Problem description |
Reproduce each line exactly, including spacing and punctuation.

Data entries |
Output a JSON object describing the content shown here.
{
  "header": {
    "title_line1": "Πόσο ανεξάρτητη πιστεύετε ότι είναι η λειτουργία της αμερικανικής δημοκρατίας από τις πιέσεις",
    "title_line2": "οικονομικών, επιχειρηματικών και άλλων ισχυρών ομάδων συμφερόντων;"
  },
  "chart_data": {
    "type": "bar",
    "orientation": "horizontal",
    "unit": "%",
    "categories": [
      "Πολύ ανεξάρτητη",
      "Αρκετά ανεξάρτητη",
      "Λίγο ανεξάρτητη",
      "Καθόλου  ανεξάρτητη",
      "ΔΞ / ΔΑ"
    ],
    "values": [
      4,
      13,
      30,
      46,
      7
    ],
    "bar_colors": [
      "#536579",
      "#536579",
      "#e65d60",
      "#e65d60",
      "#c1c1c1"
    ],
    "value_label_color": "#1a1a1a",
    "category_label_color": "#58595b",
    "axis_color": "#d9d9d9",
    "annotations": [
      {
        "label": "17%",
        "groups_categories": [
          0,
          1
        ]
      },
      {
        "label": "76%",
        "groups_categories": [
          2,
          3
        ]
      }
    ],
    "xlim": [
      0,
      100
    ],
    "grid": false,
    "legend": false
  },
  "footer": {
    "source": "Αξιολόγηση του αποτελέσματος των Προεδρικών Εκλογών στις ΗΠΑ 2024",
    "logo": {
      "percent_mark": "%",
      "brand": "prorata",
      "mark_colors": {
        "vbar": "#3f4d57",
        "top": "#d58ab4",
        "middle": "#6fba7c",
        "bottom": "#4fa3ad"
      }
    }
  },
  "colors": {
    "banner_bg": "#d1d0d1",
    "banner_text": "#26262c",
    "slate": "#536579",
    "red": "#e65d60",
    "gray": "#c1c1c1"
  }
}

Response below |
Output a JSON object describing the content shown here.
{
  "header": {
    "title_line1": "Πόσο ανεξάρτητη πιστεύετε ότι είναι η λειτουργία της αμερικανικής δημοκρατίας από τις πιέσεις",
    "title_line2": "οικονομικών, επιχειρηματικών και άλλων ισχυρών ομάδων συμφερόντων;"
  },
  "chart_data": {
    "type": "bar",
    "orientation": "horizontal",
    "unit": "%",
    "categories": [
      "Πολύ ανεξάρτητη",
      "Αρκετά ανεξάρτητη",
      "Λίγο ανεξάρτητη",
      "Καθόλου  ανεξάρτητη",
      "ΔΞ / ΔΑ"
    ],
    "values": [
      4,
      13,
      30,
      46,
      7
    ],
    "bar_colors": [
      "#536579",
      "#536579",
      "#e65d60",
      "#e65d60",
      "#c1c1c1"
    ],
    "value_label_color": "#1a1a1a",
    "category_label_color": "#58595b",
    "axis_color": "#d9d9d9",
    "annotations": [
      {
        "label": "17%",
        "groups_categories": [
          0,
          1
        ]
      },
      {
        "label": "76%",
        "groups_categories": [
          2,
          3
        ]
      }
    ],
    "xlim": [
      0,
      100
    ],
    "grid": false,
    "legend": false
  },
  "footer": {
    "source": "Αξιολόγηση του αποτελέσματος των Προεδρικών Εκλογών στις ΗΠΑ 2024",
    "logo": {
      "percent_mark": "%",
      "brand": "prorata",
      "mark_colors": {
        "vbar": "#3f4d57",
        "top": "#d58ab4",
        "middle": "#6fba7c",
        "bottom": "#4fa3ad"
      }
    }
  },
  "colors": {
    "banner_bg": "#d1d0d1",
    "banner_text": "#26262c",
    "slate": "#536579",
    "red": "#e65d60",
    "gray": "#c1c1c1"
  }
}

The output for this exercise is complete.